● **The problem**
Below are records to transcribe exactly, without their pictures.

** Source material follows **

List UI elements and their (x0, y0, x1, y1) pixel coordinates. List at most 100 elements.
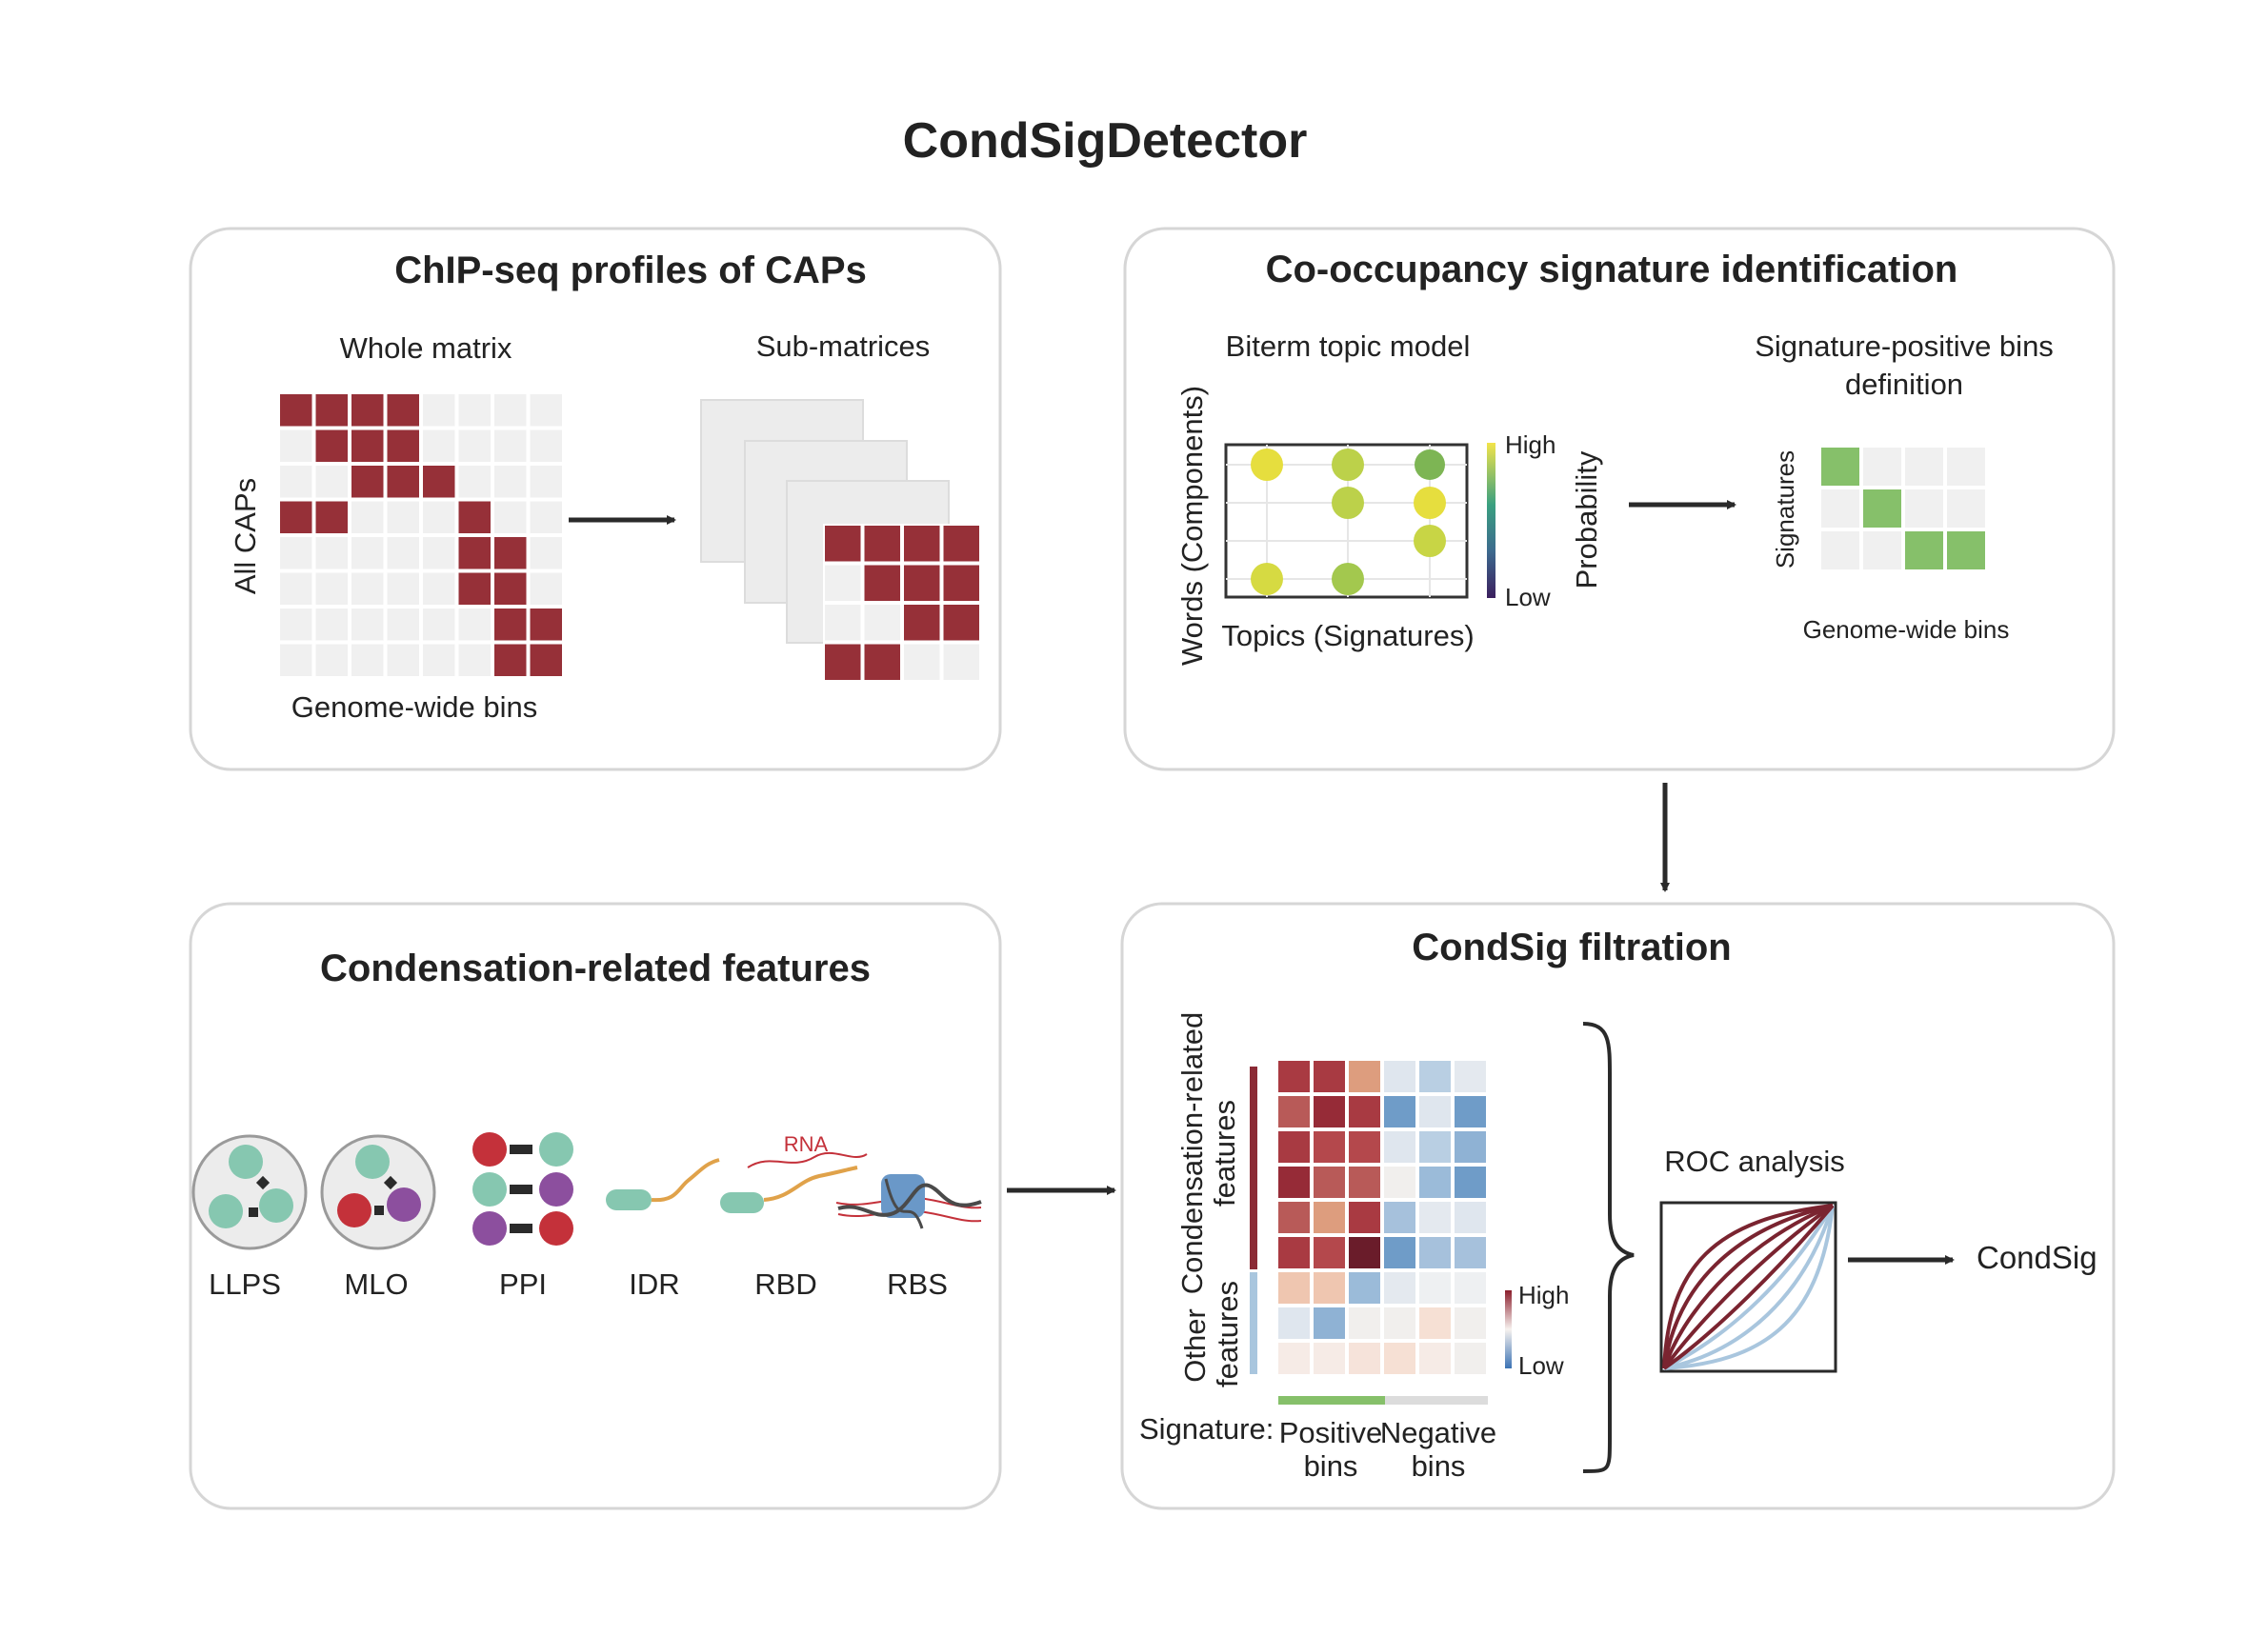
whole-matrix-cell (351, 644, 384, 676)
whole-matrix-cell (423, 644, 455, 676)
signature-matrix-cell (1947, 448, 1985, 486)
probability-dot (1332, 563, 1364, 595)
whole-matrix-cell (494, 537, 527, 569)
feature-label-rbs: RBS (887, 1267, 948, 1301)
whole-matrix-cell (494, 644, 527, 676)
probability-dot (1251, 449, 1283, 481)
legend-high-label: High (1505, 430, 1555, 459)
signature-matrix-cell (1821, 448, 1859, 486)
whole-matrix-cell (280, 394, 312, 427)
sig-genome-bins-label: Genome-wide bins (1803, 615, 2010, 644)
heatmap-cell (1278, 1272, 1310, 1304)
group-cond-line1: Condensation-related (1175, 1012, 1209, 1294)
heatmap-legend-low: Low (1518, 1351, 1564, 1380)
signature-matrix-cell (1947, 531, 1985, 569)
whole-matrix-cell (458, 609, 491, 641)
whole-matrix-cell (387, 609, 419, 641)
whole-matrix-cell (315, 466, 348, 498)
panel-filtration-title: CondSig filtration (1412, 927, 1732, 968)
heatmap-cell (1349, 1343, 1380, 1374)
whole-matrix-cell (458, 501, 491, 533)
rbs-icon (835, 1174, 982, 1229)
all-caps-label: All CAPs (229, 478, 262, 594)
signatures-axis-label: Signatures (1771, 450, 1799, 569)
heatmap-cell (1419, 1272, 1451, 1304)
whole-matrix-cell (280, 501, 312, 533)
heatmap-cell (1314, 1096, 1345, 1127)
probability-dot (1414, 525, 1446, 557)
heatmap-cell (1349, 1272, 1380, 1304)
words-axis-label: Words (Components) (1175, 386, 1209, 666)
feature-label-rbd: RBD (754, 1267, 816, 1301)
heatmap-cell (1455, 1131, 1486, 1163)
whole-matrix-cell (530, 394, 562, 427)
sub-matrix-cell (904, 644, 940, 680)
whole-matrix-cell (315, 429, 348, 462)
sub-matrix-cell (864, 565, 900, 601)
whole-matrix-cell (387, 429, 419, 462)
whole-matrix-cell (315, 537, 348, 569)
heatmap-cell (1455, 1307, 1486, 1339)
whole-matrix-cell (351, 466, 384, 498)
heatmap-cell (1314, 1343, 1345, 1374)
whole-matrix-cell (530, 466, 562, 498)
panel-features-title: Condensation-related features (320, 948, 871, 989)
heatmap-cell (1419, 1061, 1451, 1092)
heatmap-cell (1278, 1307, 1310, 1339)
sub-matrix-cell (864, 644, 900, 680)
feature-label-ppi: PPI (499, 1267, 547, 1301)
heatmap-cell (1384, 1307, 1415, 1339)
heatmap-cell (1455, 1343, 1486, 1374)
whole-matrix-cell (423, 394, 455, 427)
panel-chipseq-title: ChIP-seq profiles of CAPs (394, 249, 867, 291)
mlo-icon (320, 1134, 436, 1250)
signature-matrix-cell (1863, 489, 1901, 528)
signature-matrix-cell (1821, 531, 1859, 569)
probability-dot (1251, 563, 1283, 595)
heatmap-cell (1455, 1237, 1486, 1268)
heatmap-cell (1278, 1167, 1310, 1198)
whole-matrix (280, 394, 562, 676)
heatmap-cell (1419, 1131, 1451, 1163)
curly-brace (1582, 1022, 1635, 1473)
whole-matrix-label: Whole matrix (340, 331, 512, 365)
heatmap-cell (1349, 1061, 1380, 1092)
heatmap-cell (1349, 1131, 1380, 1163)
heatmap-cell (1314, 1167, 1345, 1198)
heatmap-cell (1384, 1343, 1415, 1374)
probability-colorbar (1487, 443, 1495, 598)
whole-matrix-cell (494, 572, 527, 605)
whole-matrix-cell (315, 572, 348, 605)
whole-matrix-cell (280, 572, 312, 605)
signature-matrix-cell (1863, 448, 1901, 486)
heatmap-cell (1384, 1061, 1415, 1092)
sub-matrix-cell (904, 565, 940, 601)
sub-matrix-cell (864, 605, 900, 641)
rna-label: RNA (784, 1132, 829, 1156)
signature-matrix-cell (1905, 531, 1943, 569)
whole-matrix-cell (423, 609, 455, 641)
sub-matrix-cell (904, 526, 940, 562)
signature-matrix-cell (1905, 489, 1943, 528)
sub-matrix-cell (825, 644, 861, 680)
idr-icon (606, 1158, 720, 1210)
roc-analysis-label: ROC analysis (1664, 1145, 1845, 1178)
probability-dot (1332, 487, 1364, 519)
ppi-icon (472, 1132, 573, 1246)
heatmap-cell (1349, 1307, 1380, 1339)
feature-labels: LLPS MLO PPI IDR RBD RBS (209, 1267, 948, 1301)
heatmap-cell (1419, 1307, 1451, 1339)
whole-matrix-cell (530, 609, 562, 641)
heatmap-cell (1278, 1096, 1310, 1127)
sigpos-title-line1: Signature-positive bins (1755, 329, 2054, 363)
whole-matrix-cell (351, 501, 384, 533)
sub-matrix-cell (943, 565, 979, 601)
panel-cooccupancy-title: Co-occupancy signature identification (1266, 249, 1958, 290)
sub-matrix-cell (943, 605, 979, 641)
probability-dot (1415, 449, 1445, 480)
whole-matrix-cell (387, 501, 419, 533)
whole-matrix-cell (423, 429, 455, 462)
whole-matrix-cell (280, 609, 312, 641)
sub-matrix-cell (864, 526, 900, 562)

** End of Source material **

● **Reply to the task**
List UI elements and their (x0, y0, x1, y1) pixel coordinates. List at most 100 elements.
whole-matrix-cell (351, 644, 384, 676)
whole-matrix-cell (423, 644, 455, 676)
signature-matrix-cell (1947, 448, 1985, 486)
probability-dot (1332, 563, 1364, 595)
whole-matrix-cell (494, 537, 527, 569)
feature-label-rbs: RBS (887, 1267, 948, 1301)
whole-matrix-cell (494, 644, 527, 676)
probability-dot (1251, 449, 1283, 481)
legend-high-label: High (1505, 430, 1555, 459)
signature-matrix-cell (1821, 448, 1859, 486)
whole-matrix-cell (280, 394, 312, 427)
sig-genome-bins-label: Genome-wide bins (1803, 615, 2010, 644)
heatmap-cell (1278, 1272, 1310, 1304)
group-cond-line1: Condensation-related (1175, 1012, 1209, 1294)
heatmap-legend-low: Low (1518, 1351, 1564, 1380)
signature-matrix-cell (1947, 531, 1985, 569)
whole-matrix-cell (458, 609, 491, 641)
whole-matrix-cell (387, 609, 419, 641)
whole-matrix-cell (315, 466, 348, 498)
panel-filtration-title: CondSig filtration (1412, 927, 1732, 968)
heatmap-cell (1349, 1343, 1380, 1374)
whole-matrix-cell (458, 501, 491, 533)
rbs-icon (835, 1174, 982, 1229)
all-caps-label: All CAPs (229, 478, 262, 594)
signatures-axis-label: Signatures (1771, 450, 1799, 569)
heatmap-cell (1419, 1272, 1451, 1304)
whole-matrix-cell (280, 501, 312, 533)
heatmap-cell (1314, 1096, 1345, 1127)
probability-dot (1414, 525, 1446, 557)
heatmap-cell (1349, 1272, 1380, 1304)
words-axis-label: Words (Components) (1175, 386, 1209, 666)
feature-label-rbd: RBD (754, 1267, 816, 1301)
heatmap-cell (1455, 1131, 1486, 1163)
whole-matrix-cell (530, 394, 562, 427)
sub-matrix-cell (904, 644, 940, 680)
whole-matrix-cell (315, 429, 348, 462)
sub-matrix-cell (864, 565, 900, 601)
whole-matrix-cell (387, 429, 419, 462)
whole-matrix-cell (315, 537, 348, 569)
heatmap-cell (1455, 1307, 1486, 1339)
whole-matrix-cell (351, 466, 384, 498)
heatmap-cell (1314, 1343, 1345, 1374)
whole-matrix-cell (530, 466, 562, 498)
panel-features-title: Condensation-related features (320, 948, 871, 989)
heatmap-cell (1419, 1061, 1451, 1092)
heatmap-cell (1278, 1307, 1310, 1339)
sub-matrix-cell (864, 644, 900, 680)
feature-label-ppi: PPI (499, 1267, 547, 1301)
heatmap-cell (1384, 1307, 1415, 1339)
heatmap-cell (1455, 1343, 1486, 1374)
whole-matrix-cell (423, 394, 455, 427)
panel-chipseq-title: ChIP-seq profiles of CAPs (394, 249, 867, 291)
mlo-icon (320, 1134, 436, 1250)
signature-matrix-cell (1863, 489, 1901, 528)
signature-matrix-cell (1821, 531, 1859, 569)
probability-dot (1251, 563, 1283, 595)
heatmap-cell (1455, 1237, 1486, 1268)
heatmap-cell (1278, 1167, 1310, 1198)
whole-matrix (280, 394, 562, 676)
heatmap-cell (1419, 1131, 1451, 1163)
curly-brace (1582, 1022, 1635, 1473)
whole-matrix-label: Whole matrix (340, 331, 512, 365)
heatmap-cell (1349, 1061, 1380, 1092)
heatmap-cell (1349, 1131, 1380, 1163)
heatmap-cell (1314, 1167, 1345, 1198)
heatmap-cell (1384, 1343, 1415, 1374)
probability-colorbar (1487, 443, 1495, 598)
whole-matrix-cell (494, 572, 527, 605)
whole-matrix-cell (315, 572, 348, 605)
whole-matrix-cell (280, 572, 312, 605)
signature-matrix-cell (1863, 448, 1901, 486)
heatmap-cell (1384, 1061, 1415, 1092)
sub-matrix-cell (904, 565, 940, 601)
sub-matrix-cell (864, 605, 900, 641)
rna-label: RNA (784, 1132, 829, 1156)
signature-matrix-cell (1905, 531, 1943, 569)
whole-matrix-cell (423, 609, 455, 641)
sub-matrix-cell (904, 526, 940, 562)
signature-matrix-cell (1905, 489, 1943, 528)
sub-matrix-cell (825, 644, 861, 680)
idr-icon (606, 1158, 720, 1210)
roc-analysis-label: ROC analysis (1664, 1145, 1845, 1178)
probability-dot (1332, 487, 1364, 519)
ppi-icon (472, 1132, 573, 1246)
heatmap-cell (1349, 1307, 1380, 1339)
feature-labels: LLPS MLO PPI IDR RBD RBS (209, 1267, 948, 1301)
heatmap-cell (1419, 1307, 1451, 1339)
whole-matrix-cell (530, 609, 562, 641)
heatmap-cell (1278, 1096, 1310, 1127)
sigpos-title-line1: Signature-positive bins (1755, 329, 2054, 363)
whole-matrix-cell (351, 501, 384, 533)
sub-matrix-cell (943, 565, 979, 601)
panel-cooccupancy-title: Co-occupancy signature identification (1266, 249, 1958, 290)
sub-matrix-cell (943, 605, 979, 641)
probability-dot (1415, 449, 1445, 480)
whole-matrix-cell (387, 501, 419, 533)
whole-matrix-cell (423, 429, 455, 462)
whole-matrix-cell (280, 609, 312, 641)
sub-matrix-cell (864, 526, 900, 562)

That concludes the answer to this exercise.